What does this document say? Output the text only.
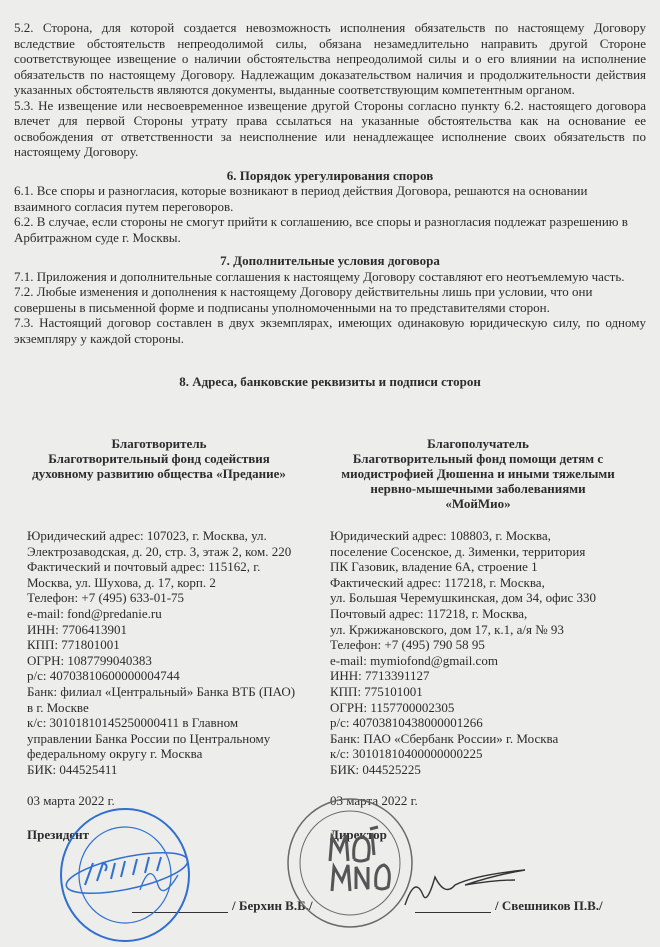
5.2. Сторона, для которой создается невозможность исполнения обязательств по настоящему Договору вследствие обстоятельств непреодолимой силы, обязана незамедлительно направить другой Стороне соответствующее извещение о наличии обстоятельства непреодолимой силы и о его влиянии на исполнение обязательств по настоящему Договору. Надлежащим доказательством наличия и продолжительности действия указанных обстоятельств являются документы, выданные соответствующим компетентным органом.

5.3. Не извещение или несвоевременное извещение другой Стороны согласно пункту 6.2. настоящего договора влечет для первой Стороны утрату права ссылаться на указанные обстоятельства как на основание ее освобождения от ответственности за неисполнение или ненадлежащее исполнение своих обязательств по настоящему Договору.

6. Порядок урегулирования споров

6.1. Все споры и разногласия, которые возникают в период действия Договора, решаются на основании взаимного согласия путем переговоров.

6.2. В случае, если стороны не смогут прийти к соглашению, все споры и разногласия подлежат разрешению в Арбитражном суде г. Москвы.

7. Дополнительные условия договора

7.1. Приложения и дополнительные соглашения к настоящему Договору составляют его неотъемлемую часть.

7.2. Любые изменения и дополнения к настоящему Договору действительны лишь при условии, что они совершены в письменной форме и подписаны уполномоченными на то представителями сторон.

7.3. Настоящий договор составлен в двух экземплярах, имеющих одинаковую юридическую силу, по одному экземпляру у каждой стороны.

8. Адреса, банковские реквизиты и подписи сторон

Благотворитель
Благотворительный фонд содействия
духовному развитию общества «Предание»
Благополучатель
Благотворительный фонд помощи детям с
миодистрофией Дюшенна и иными тяжелыми
нервно-мышечными заболеваниями
«МойМио»
Юридический адрес: 107023, г. Москва, ул.
Электрозаводская, д. 20, стр. 3, этаж 2, ком. 220
Фактический и почтовый адрес: 115162, г.
Москва, ул. Шухова, д. 17, корп. 2
Телефон: +7 (495) 633-01-75
e-mail: fond@predanie.ru
ИНН: 7706413901
КПП: 771801001
ОГРН: 1087799040383
р/с: 40703810600000004744
Банк: филиал «Центральный» Банка ВТБ (ПАО)
в г. Москве
к/с: 30101810145250000411 в Главном
управлении Банка России по Центральному
федеральному округу г. Москва
БИК: 044525411
Юридический адрес: 108803, г. Москва,
поселение Сосенское, д. Зименки, территория
ПК Газовик, владение 6А, строение 1
Фактический адрес: 117218, г. Москва,
ул. Большая Черемушкинская, дом 34, офис 330
Почтовый адрес: 117218, г. Москва,
ул. Кржижановского, дом 17, к.1, а/я № 93
Телефон: +7 (495) 790 58 95
e-mail: mymiofond@gmail.com
ИНН: 7713391127
КПП: 775101001
ОГРН: 1157700002305
р/с: 40703810438000001266
Банк: ПАО «Сбербанк России» г. Москва
к/с: 30101810400000000225
БИК: 044525225
03 марта 2022 г.	03 марта 2022 г.
Президент	Директор
/ Берхин В.Б./	/ Свешников П.В./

★ ★ ★ ★

=== TASK DETAILS ===
State how many lines of the records hold the string "споры", and nothing else.

=== SOLUTION ===
2